--- BEGIN ---
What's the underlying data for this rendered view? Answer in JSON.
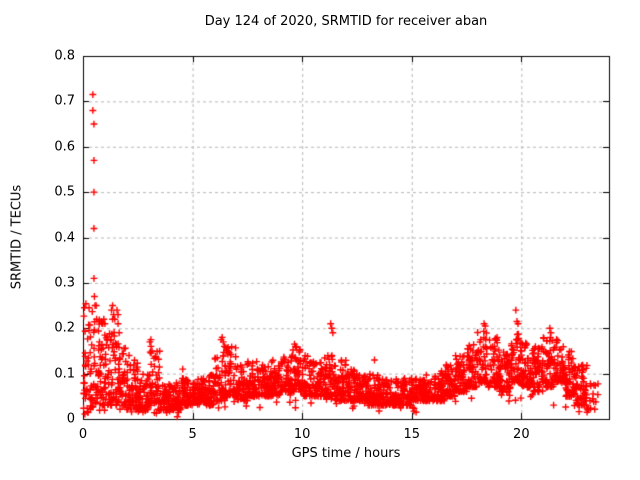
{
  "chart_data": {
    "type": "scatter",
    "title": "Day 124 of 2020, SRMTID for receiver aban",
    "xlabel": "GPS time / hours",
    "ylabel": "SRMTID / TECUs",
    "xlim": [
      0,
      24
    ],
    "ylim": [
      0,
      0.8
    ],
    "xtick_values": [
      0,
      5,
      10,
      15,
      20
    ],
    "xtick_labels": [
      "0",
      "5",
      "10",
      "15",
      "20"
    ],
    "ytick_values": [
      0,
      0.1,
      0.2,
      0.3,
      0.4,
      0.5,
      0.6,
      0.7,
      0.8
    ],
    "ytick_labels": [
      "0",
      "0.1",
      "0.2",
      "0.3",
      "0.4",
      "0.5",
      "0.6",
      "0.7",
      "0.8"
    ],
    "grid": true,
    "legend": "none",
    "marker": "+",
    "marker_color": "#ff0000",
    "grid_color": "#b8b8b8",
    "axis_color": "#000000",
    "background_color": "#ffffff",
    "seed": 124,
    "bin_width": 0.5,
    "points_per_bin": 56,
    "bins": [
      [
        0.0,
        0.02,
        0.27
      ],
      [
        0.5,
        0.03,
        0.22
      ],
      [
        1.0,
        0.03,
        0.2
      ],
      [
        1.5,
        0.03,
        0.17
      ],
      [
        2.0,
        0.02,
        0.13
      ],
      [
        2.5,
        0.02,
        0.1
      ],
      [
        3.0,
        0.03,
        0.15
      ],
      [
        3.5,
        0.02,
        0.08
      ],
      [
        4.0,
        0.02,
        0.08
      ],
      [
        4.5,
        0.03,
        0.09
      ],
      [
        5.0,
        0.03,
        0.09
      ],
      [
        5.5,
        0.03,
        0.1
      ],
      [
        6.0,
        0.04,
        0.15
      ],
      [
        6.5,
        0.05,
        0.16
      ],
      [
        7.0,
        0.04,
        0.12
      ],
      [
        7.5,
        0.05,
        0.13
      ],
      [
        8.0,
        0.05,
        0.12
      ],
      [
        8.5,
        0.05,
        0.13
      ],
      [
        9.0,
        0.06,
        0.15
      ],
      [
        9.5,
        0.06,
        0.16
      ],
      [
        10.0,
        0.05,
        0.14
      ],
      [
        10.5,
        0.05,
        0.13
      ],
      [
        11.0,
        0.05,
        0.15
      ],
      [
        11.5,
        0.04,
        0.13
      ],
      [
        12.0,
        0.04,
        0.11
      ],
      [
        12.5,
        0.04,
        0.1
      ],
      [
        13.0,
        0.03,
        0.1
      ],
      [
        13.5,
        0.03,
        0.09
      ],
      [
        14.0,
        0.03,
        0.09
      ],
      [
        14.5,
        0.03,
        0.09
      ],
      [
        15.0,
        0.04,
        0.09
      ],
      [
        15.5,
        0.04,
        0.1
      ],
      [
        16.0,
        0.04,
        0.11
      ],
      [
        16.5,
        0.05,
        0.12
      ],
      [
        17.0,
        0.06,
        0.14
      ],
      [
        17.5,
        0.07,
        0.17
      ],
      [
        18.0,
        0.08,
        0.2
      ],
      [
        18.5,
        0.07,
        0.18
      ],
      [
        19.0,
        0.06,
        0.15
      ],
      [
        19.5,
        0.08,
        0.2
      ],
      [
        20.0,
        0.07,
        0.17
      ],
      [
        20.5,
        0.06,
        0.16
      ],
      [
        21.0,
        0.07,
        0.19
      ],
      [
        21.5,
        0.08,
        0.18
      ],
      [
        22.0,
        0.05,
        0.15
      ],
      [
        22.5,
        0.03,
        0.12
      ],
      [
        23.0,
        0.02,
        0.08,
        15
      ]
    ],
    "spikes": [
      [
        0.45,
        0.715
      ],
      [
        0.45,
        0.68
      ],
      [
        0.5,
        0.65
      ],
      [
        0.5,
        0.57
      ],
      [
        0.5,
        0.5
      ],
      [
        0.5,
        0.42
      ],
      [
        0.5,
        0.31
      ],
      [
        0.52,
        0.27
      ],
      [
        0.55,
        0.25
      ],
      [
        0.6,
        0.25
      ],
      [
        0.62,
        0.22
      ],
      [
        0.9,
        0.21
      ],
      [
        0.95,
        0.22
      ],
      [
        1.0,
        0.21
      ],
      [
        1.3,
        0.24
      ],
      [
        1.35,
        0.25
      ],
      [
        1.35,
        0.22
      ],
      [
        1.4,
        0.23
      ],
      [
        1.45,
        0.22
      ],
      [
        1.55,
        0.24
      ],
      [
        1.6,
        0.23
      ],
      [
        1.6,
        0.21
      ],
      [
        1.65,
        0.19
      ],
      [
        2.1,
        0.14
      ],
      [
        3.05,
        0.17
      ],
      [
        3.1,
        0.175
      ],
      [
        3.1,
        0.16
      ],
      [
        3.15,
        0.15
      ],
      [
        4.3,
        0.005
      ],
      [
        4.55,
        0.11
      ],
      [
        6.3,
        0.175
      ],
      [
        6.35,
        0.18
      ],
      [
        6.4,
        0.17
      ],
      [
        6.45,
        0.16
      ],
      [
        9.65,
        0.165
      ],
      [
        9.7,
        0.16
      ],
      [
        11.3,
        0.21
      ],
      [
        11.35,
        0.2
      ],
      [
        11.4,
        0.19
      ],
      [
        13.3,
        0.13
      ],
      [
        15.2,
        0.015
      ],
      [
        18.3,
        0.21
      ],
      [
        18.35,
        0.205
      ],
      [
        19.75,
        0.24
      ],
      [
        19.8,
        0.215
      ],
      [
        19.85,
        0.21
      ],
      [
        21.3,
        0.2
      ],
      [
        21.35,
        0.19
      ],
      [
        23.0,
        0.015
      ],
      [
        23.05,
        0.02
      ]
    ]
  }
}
--- END ---
--- BEGIN ---
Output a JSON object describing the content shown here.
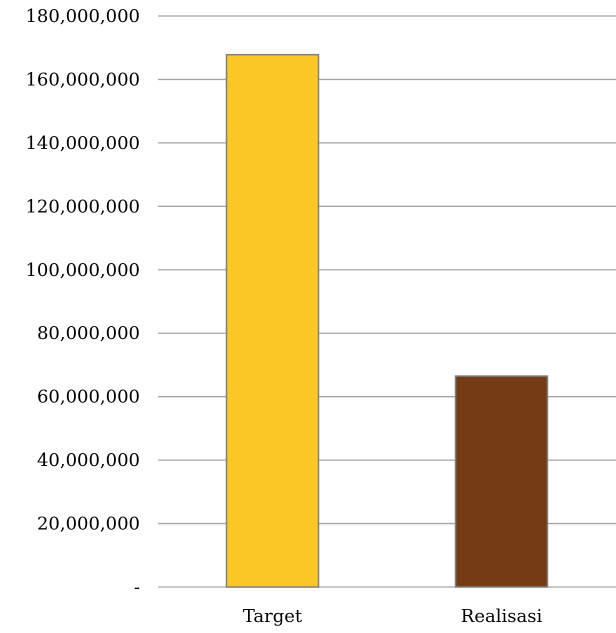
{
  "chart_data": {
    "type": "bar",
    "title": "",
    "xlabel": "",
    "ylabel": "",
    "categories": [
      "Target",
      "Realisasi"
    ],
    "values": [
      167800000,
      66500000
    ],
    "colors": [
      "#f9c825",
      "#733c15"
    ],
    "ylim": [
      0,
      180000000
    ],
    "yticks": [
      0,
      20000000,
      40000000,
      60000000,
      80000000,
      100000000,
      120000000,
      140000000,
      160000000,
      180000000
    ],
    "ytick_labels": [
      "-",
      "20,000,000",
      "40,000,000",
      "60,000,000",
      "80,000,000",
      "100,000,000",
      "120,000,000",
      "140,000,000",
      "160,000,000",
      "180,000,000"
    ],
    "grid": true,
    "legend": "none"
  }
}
--- END ---
* [THE PROBLEM] Looking at the material above, count the lines containing the string "title" and reply with the count alone.

* [OUTPUT FOR THIS EXERCISE] 2